* GIVEN PROBLEM *
In the data below, find every line that has the string "agenda", and copy it.

* STORED DATA *
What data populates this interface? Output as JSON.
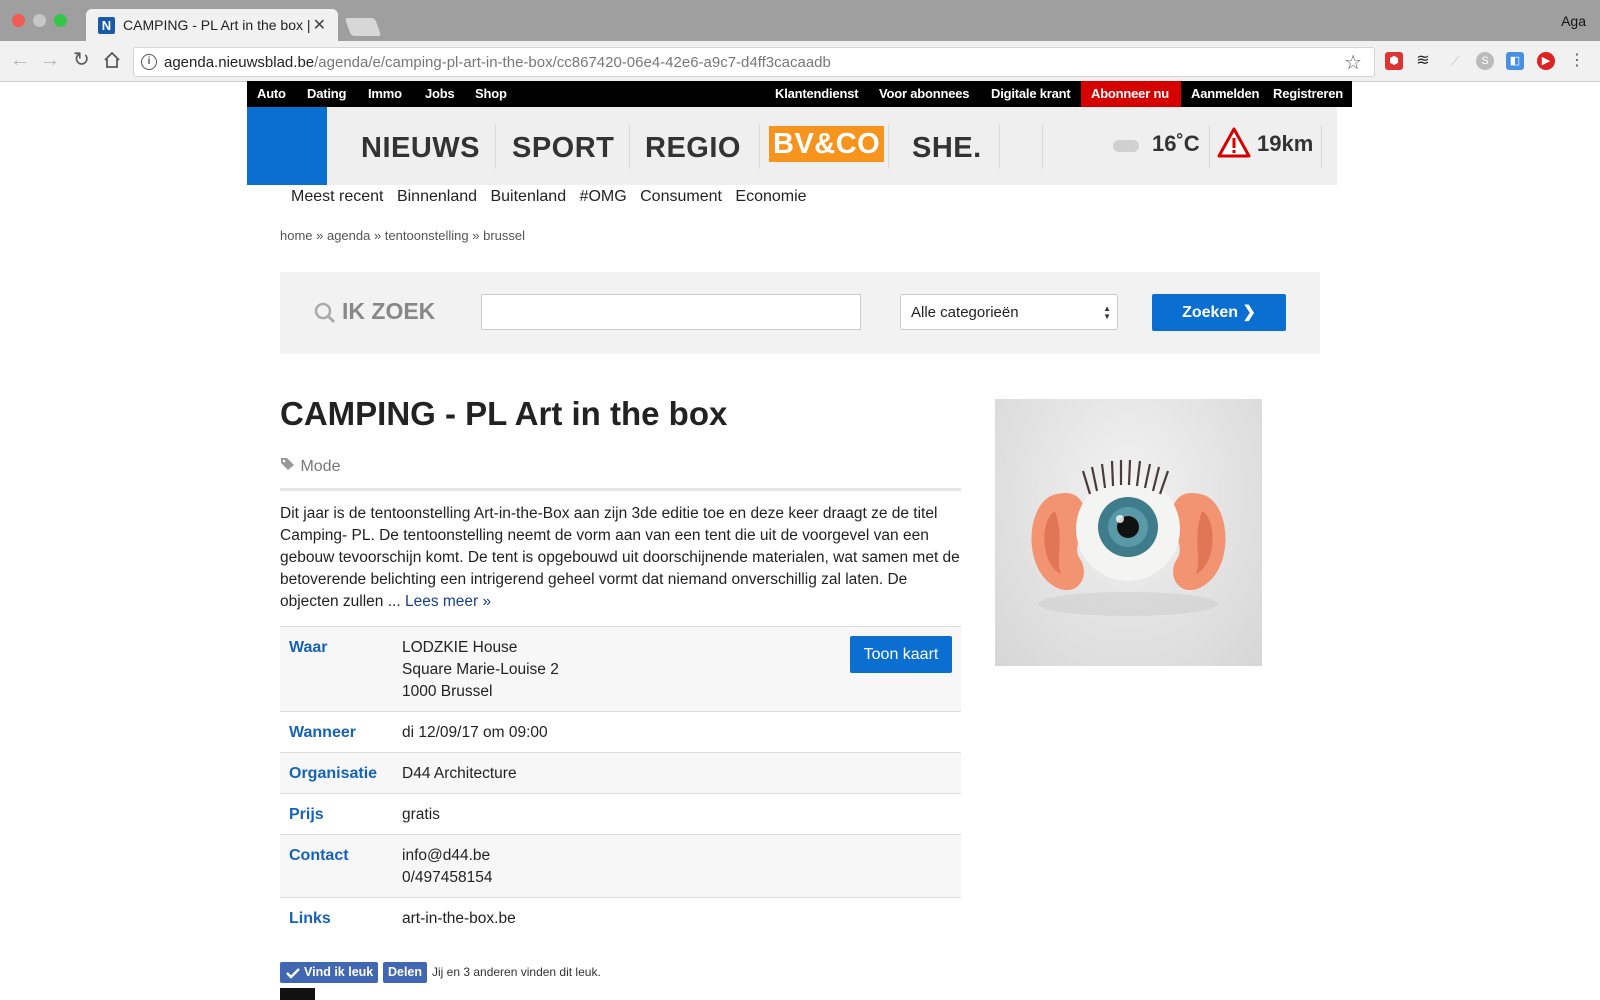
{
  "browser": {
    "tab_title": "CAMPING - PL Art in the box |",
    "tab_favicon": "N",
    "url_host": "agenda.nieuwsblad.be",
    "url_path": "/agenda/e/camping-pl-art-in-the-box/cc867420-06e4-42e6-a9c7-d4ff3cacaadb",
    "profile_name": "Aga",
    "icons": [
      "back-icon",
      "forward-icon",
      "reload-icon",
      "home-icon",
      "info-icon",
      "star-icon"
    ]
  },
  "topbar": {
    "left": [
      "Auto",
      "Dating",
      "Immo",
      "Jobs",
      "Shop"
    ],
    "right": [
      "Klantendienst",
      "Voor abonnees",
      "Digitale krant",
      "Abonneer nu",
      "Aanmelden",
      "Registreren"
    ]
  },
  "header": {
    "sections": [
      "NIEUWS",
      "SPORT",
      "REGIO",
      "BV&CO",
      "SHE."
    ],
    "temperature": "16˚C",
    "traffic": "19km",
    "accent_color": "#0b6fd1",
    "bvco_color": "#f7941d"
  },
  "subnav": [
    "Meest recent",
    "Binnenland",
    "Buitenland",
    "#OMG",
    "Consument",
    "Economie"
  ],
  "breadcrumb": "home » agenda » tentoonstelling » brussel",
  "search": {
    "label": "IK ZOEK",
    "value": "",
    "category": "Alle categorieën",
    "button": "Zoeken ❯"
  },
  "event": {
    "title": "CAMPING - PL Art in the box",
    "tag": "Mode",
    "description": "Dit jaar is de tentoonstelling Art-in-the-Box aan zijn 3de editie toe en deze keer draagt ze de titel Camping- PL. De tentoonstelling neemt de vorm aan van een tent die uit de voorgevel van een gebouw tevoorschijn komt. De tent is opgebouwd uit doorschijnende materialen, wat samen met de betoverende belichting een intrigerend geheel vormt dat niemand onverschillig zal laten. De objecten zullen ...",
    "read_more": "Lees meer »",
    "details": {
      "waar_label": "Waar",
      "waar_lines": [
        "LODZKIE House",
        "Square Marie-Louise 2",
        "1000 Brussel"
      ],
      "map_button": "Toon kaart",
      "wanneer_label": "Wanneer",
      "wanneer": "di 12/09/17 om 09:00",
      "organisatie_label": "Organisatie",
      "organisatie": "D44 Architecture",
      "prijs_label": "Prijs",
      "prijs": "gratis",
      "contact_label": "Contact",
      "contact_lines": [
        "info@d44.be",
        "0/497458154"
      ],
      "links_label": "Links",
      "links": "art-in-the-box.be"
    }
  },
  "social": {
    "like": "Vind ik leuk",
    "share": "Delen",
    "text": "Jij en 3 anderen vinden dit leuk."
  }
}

* COMPLETE ANSWER *
    "url_host": "agenda.nieuwsblad.be",
    "url_path": "/agenda/e/camping-pl-art-in-the-box/cc867420-06e4-42e6-a9c7-d4ff3cacaadb",
  "breadcrumb": "home » agenda » tentoonstelling » brussel",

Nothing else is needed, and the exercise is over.